* Start Information provided *
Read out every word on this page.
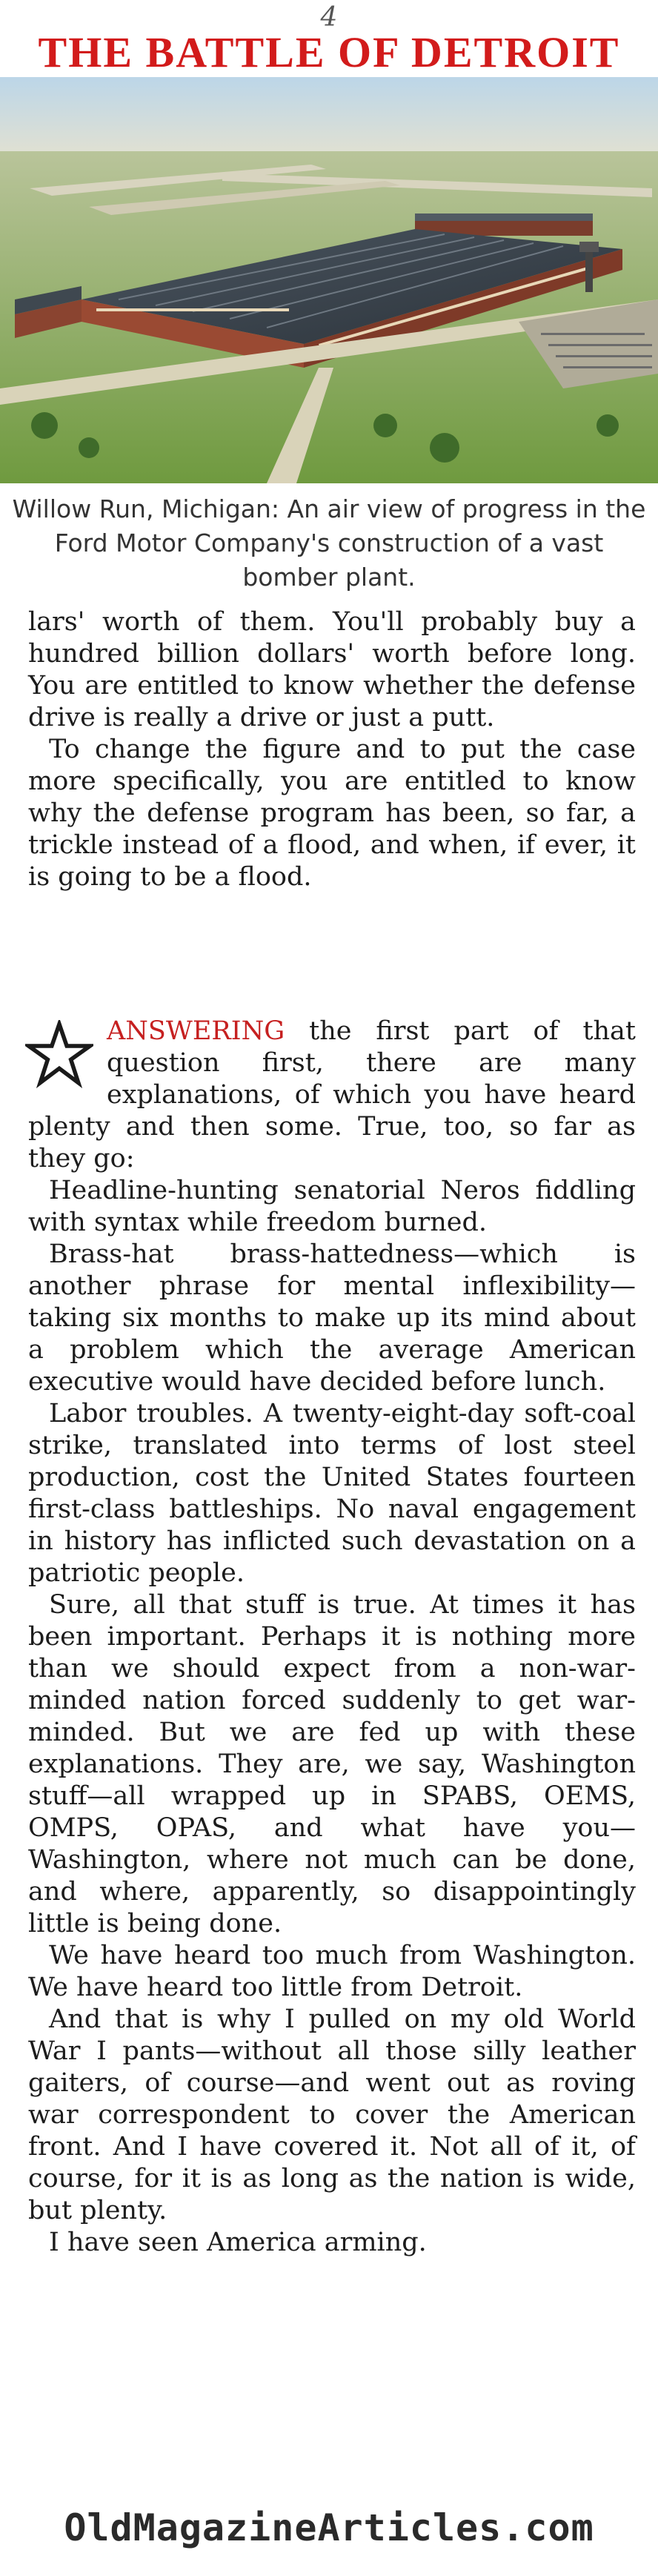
4
THE BATTLE OF DETROIT

Willow Run, Michigan: An air view of progress in the Ford Motor Company's construction of a vast bomber plant.

lars' worth of them. You'll probably buy a hundred billion dollars' worth before long. You are entitled to know whether the defense drive is really a drive or just a putt.

To change the figure and to put the case more specifically, you are entitled to know why the defense program has been, so far, a trickle instead of a flood, and when, if ever, it is going to be a flood.

ANSWERING the first part of that question first, there are many explanations, of which you have heard plenty and then some. True, too, so far as they go:

Headline-hunting senatorial Neros fiddling with syntax while freedom burned.

Brass-hat brass-hattedness—which is another phrase for mental inflexibility—taking six months to make up its mind about a problem which the average American executive would have decided before lunch.

Labor troubles. A twenty-eight-day soft-coal strike, translated into terms of lost steel production, cost the United States fourteen first-class battleships. No naval engagement in history has inflicted such devastation on a patriotic people.

Sure, all that stuff is true. At times it has been important. Perhaps it is nothing more than we should expect from a non-war-minded nation forced suddenly to get war-minded. But we are fed up with these explanations. They are, we say, Washington stuff—all wrapped up in SPABS, OEMS, OMPS, OPAS, and what have you—Washington, where not much can be done, and where, apparently, so disappointingly little is being done.

We have heard too much from Washington. We have heard too little from Detroit.

And that is why I pulled on my old World War I pants—without all those silly leather gaiters, of course—and went out as roving war correspondent to cover the American front. And I have covered it. Not all of it, of course, for it is as long as the nation is wide, but plenty.

I have seen America arming.

OldMagazineArticles.com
* End Information provided *
> [Goal]: Report how many lines of the data contain the word "heard", using the number alone.

> [Finished exercise]: 2